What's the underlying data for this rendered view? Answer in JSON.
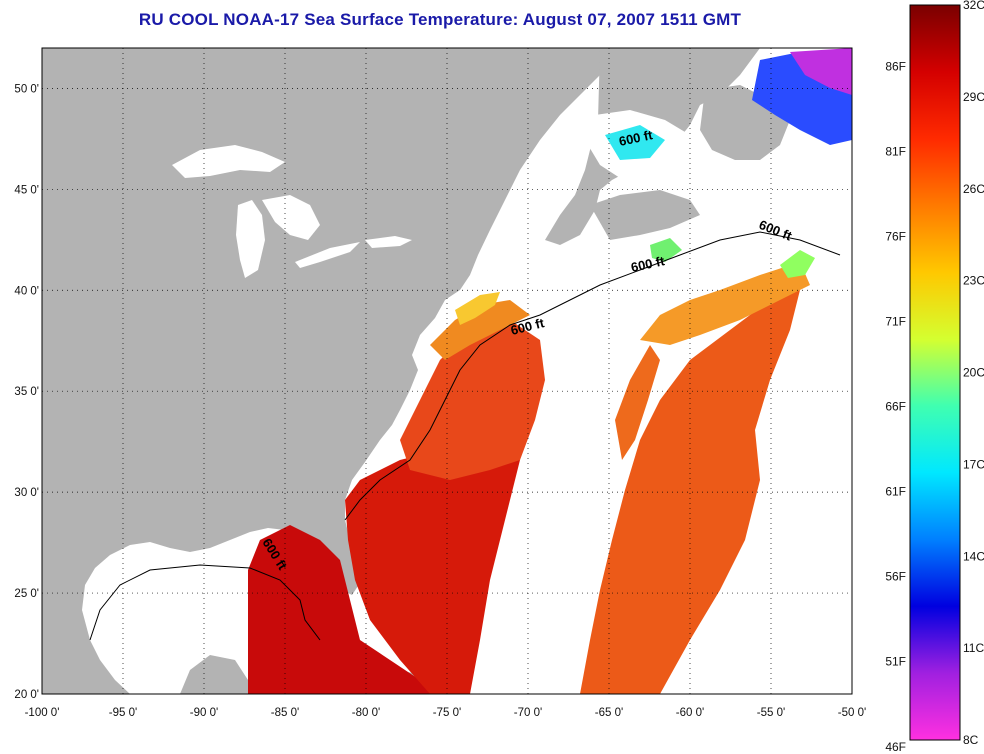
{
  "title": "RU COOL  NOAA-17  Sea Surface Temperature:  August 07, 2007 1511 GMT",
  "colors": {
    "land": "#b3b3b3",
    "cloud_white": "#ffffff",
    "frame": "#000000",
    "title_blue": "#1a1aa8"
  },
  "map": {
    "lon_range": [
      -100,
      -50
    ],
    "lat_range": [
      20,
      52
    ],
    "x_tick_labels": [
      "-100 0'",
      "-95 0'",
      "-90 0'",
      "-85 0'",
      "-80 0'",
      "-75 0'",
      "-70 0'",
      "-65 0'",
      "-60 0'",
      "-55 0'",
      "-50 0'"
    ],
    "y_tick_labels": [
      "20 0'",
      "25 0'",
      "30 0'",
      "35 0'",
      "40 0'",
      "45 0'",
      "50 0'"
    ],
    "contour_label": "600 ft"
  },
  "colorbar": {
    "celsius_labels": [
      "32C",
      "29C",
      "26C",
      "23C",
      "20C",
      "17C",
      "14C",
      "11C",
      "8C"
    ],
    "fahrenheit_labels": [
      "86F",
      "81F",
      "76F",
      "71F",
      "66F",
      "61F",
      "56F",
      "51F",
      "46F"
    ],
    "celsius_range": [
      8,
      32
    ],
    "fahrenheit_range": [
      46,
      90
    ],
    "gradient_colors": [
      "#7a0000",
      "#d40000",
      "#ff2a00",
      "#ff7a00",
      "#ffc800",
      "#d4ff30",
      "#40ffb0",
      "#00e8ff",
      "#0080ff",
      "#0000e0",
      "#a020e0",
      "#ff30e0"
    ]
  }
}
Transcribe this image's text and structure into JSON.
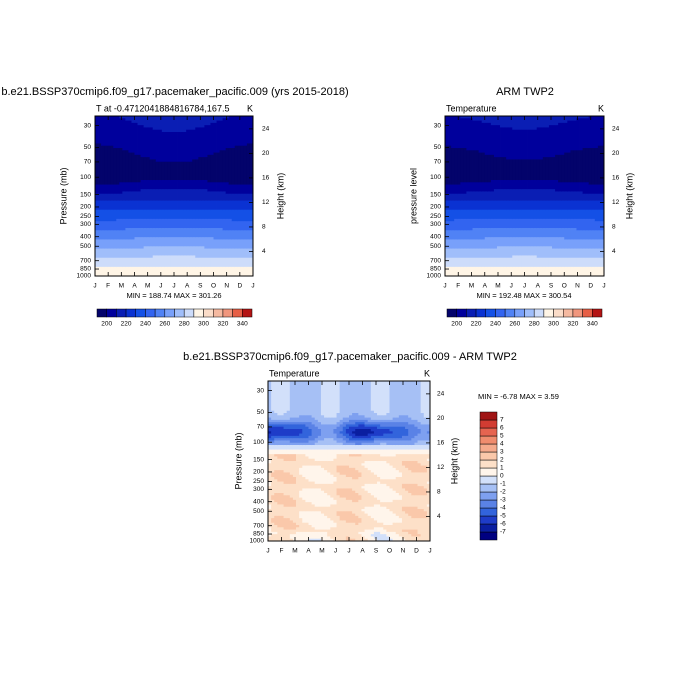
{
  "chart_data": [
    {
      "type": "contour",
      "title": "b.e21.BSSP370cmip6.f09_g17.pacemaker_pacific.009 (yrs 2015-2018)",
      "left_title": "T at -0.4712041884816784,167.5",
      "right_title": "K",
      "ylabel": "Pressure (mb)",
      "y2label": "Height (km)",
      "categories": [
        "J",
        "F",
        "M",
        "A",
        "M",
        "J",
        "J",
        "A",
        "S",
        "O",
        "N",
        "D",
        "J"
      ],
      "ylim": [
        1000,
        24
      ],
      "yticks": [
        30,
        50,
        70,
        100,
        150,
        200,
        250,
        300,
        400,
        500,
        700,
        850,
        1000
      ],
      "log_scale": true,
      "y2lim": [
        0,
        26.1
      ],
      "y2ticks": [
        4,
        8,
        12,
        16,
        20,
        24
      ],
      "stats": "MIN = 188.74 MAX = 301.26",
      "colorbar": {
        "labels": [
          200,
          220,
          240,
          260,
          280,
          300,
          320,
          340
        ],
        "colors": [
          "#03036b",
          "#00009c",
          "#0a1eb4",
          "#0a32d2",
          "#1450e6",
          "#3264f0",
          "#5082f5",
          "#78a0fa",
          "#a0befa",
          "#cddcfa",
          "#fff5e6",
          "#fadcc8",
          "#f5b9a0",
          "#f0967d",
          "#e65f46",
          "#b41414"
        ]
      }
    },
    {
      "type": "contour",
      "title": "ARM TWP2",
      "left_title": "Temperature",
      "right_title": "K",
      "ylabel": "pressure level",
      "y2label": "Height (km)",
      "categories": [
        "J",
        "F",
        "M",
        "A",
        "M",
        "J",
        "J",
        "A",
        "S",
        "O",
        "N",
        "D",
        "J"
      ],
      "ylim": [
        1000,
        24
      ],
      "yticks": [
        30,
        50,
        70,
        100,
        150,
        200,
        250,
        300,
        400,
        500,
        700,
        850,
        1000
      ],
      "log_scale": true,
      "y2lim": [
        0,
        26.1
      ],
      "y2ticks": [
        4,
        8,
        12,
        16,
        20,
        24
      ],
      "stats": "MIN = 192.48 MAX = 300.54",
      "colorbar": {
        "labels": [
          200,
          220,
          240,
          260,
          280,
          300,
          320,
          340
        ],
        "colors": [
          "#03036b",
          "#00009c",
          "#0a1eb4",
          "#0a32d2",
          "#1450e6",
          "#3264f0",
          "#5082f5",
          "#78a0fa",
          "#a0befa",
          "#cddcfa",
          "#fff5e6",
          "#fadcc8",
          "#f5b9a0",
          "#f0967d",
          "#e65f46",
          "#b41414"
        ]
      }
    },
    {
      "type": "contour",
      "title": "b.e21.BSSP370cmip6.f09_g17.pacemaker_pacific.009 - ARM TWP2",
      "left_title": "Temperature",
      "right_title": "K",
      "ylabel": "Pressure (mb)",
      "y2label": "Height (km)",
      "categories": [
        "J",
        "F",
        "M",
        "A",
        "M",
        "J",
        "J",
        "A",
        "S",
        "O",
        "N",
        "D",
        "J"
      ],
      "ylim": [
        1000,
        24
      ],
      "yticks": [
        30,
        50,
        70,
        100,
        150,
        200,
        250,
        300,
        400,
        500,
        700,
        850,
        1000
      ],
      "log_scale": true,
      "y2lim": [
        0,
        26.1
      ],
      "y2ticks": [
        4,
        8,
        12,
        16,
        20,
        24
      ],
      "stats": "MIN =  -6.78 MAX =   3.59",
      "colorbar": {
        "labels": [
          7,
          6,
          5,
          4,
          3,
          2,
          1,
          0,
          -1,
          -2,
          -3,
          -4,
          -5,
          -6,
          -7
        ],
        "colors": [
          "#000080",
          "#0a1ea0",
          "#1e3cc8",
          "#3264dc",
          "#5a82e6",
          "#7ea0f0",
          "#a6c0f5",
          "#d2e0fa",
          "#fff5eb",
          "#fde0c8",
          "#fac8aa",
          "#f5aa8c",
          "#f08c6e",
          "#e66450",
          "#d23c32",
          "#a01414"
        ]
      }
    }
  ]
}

• • • • •

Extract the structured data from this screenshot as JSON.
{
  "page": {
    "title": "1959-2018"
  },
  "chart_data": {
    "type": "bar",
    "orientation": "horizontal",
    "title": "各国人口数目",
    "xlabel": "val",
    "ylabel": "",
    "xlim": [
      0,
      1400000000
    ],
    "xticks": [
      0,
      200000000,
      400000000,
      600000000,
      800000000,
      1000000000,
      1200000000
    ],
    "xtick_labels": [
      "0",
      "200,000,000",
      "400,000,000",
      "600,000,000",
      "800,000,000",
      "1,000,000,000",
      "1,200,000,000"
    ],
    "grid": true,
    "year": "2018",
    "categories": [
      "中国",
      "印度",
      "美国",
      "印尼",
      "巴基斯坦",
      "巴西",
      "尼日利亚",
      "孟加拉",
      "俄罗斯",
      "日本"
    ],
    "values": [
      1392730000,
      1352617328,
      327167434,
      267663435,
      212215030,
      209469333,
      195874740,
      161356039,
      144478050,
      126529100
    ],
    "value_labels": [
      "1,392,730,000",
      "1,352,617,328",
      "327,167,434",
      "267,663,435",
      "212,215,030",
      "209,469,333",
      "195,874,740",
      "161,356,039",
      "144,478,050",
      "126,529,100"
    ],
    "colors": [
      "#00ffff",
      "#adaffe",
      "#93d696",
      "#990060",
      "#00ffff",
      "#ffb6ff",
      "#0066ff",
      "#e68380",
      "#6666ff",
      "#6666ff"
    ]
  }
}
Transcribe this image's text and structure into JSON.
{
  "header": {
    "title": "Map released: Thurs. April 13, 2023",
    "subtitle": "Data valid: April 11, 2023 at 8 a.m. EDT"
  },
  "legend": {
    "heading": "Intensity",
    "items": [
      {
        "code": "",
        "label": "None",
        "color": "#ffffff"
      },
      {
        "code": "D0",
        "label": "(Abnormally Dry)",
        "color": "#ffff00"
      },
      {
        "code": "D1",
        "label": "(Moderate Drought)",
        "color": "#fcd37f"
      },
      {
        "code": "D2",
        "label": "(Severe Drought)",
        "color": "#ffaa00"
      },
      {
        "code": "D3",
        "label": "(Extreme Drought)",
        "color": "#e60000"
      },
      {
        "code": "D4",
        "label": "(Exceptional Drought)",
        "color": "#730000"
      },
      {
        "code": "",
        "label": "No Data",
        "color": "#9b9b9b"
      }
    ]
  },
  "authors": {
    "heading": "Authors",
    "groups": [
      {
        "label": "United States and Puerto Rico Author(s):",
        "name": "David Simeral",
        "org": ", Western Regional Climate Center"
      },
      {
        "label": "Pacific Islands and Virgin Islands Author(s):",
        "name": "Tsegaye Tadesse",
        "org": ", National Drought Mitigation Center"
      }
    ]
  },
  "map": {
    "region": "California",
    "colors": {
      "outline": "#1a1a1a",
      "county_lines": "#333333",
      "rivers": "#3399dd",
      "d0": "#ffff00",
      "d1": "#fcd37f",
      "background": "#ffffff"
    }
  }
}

• • • • •

> _EXERCISE INSTRUCTIONS_:
In the records shown above, how many lines include the word "April"? Answer with the number only.

> _WORKED ANSWER_:
2